**TASK GOAL:** In the Fermi-Hubbard experiment text, change "parasitic controlled phase" to "parasitic conditional phase" throughout the stretch from "We first plot" through "Platform project identifier.", and give that stretch back in full.

Parasitic controlled-phase
We now run the same experiment but with the google_sqrt_iswap_converter
. As mentioned, this decomposes \(\sqrt{\small \mbox{iSWAP} }\) gates imperfectly as cirq.FSim(π/4, π/24)
which is close to the average value of the parasitic controlled phase on the Rainbow processor.
"""Run the experiments on a noisy simulator for each qubit layout."""
parasitic_sampler = fermi_hubbard.ConvertingSampler(
cirq.Simulator(), publication.google_sqrt_iswap_converter().convert
)
with tqdm(range(len(parameters) * len(trotter_steps))) as progress:
experiments = [
fermi_hubbard.run_experiment(
params,
trotter_steps,
parasitic_sampler,
post_run_func=lambda *_: progress.update()
)
for params in parameters
]
0%| | 0/176 [00:00<?, ?it/s]
As above, we can post-process the data using an InstanceBundle
and plot quantities of interest using the plot_quantity
helper function.
"""Post-process the experimental data for all qubit layouts."""
bundle = fermi_hubbard.InstanceBundle(experiments)
bundle.cache_exact_numerics()
We first plot the "charge_spin_density"
:
fermi_hubbard.plot_quantity(bundle, "charge_spin_density");
And plot the "charge_spin_spreading"
as well.
"""Plot the charge spin spreading."""
fermi_hubbard.plot_quantity(bundle, "charge_spin_spreading", show_std_error=True);
One can compare these to the simulation with exact decompositions above to see the effect of the parasitic controlled phase.
Execution on Google's Quantum Computing Service
In order to run an experiment on Google's QCS, a QuantumEngine
sampler is needed. To create an engine sampler, an environment variable GOOGLE_CLOUD_PROJECT
must be present and set to a valid Google Cloud Platform project identifier.
"""Get an engine sampler."""
import os
import cirq_google
if "GOOGLE_CLOUD_PROJECT" in os.environ:
engine_sampler = cirq_google.get_engine_sampler(
processor_id="rainbow", gate_set_name="sqrt_iswap"
)
else:
# Use the simulator as a backup.
engine_sampler = cirq.Simulator()
# Get a sampler for the Fermi-Hubbard experiment.
google_sampler = fermi_hubbard.ConvertingSampler(
engine_sampler, publication.google_sqrt_iswap_converter().convert
)
Now that we are running on a quantum computer, we follow good experimental practice and save the results on disk as soon as each experiment finishes using the fermi_hubbard.save_experiment
function. Although rare, remote operation may fail for various reasons. More advanced execution workflow might include error handling, experiment pause and continuation, etc., which we omit here for simplicity.

**DATA:**
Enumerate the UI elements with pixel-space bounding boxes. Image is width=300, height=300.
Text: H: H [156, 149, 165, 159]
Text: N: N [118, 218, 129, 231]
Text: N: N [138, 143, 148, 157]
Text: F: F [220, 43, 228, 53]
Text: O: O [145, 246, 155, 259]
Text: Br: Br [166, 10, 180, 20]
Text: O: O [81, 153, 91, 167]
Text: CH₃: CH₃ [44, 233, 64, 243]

**SOLUTION BELOW:**
We first plot the "charge_spin_density"
:
fermi_hubbard.plot_quantity(bundle, "charge_spin_density");
And plot the "charge_spin_spreading"
as well.
"""Plot the charge spin spreading."""
fermi_hubbard.plot_quantity(bundle, "charge_spin_spreading", show_std_error=True);
One can compare these to the simulation with exact decompositions above to see the effect of the parasitic conditional phase.
Execution on Google's Quantum Computing Service
In order to run an experiment on Google's QCS, a QuantumEngine
sampler is needed. To create an engine sampler, an environment variable GOOGLE_CLOUD_PROJECT
must be present and set to a valid Google Cloud Platform project identifier.